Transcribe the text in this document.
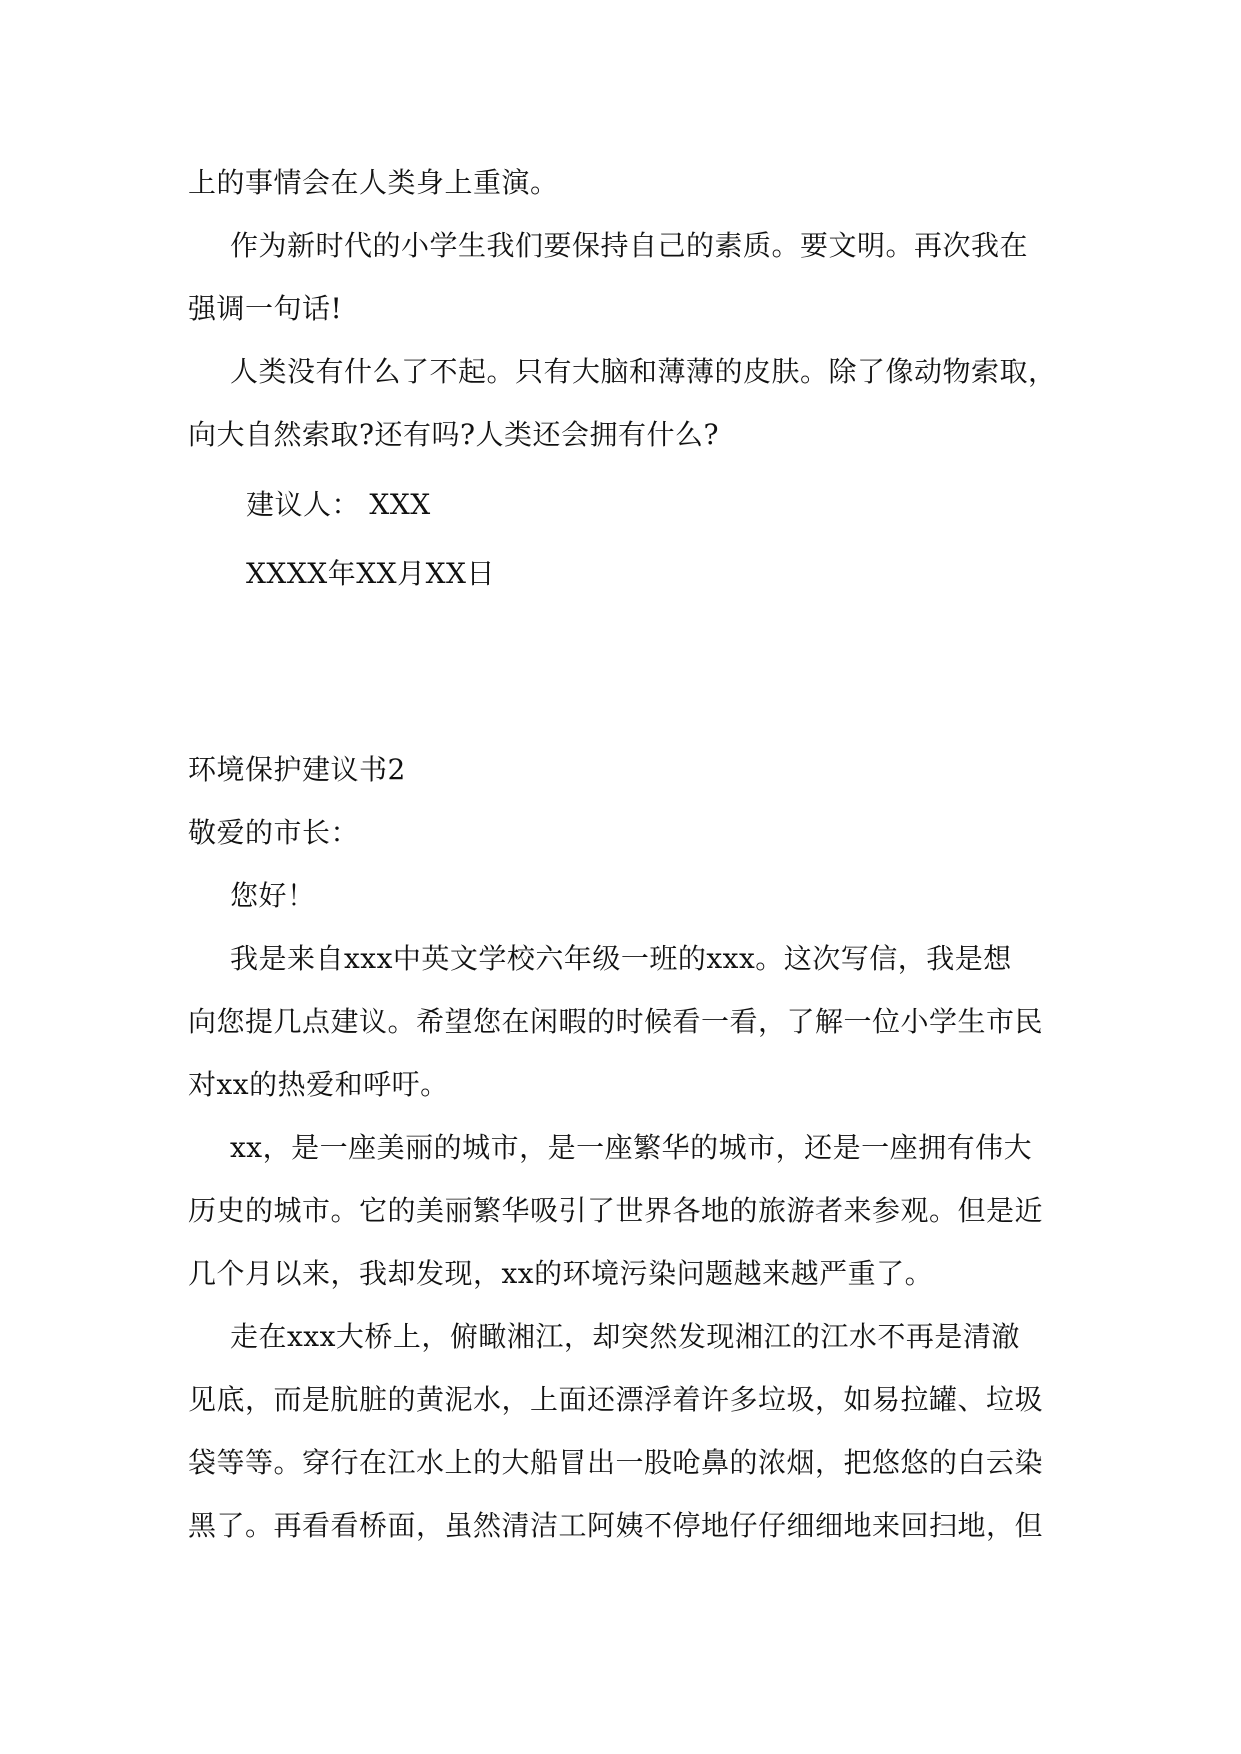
上的事情会在人类身上重演。
作为新时代的小学生我们要保持自己的素质。要文明。再次我在
强调一句话!
人类没有什么了不起。只有大脑和薄薄的皮肤。除了像动物索取，
向大自然索取?还有吗?人类还会拥有什么?
建议人： XXX
XXXX年XX月XX日
环境保护建议书2
敬爱的市长：
您好！
我是来自xxx中英文学校六年级一班的xxx。这次写信，我是想
向您提几点建议。希望您在闲暇的时候看一看，了解一位小学生市民
对xx的热爱和呼吁。
xx，是一座美丽的城市，是一座繁华的城市，还是一座拥有伟大
历史的城市。它的美丽繁华吸引了世界各地的旅游者来参观。但是近
几个月以来，我却发现，xx的环境污染问题越来越严重了。
走在xxx大桥上，俯瞰湘江，却突然发现湘江的江水不再是清澈
见底，而是肮脏的黄泥水，上面还漂浮着许多垃圾，如易拉罐、垃圾
袋等等。穿行在江水上的大船冒出一股呛鼻的浓烟，把悠悠的白云染
黑了。再看看桥面，虽然清洁工阿姨不停地仔仔细细地来回扫地，但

+ + +

Copy the records above exactly. The pictures are not part of the copy.

_TASK RESULT_
Transcribe the text in this document.
上的事情会在人类身上重演。
作为新时代的小学生我们要保持自己的素质。要文明。再次我在
强调一句话!
人类没有什么了不起。只有大脑和薄薄的皮肤。除了像动物索取，
向大自然索取?还有吗?人类还会拥有什么?
建议人： XXX
XXXX年XX月XX日
环境保护建议书2
敬爱的市长：
您好！
我是来自xxx中英文学校六年级一班的xxx。这次写信，我是想
向您提几点建议。希望您在闲暇的时候看一看，了解一位小学生市民
对xx的热爱和呼吁。
xx，是一座美丽的城市，是一座繁华的城市，还是一座拥有伟大
历史的城市。它的美丽繁华吸引了世界各地的旅游者来参观。但是近
几个月以来，我却发现，xx的环境污染问题越来越严重了。
走在xxx大桥上，俯瞰湘江，却突然发现湘江的江水不再是清澈
见底，而是肮脏的黄泥水，上面还漂浮着许多垃圾，如易拉罐、垃圾
袋等等。穿行在江水上的大船冒出一股呛鼻的浓烟，把悠悠的白云染
黑了。再看看桥面，虽然清洁工阿姨不停地仔仔细细地来回扫地，但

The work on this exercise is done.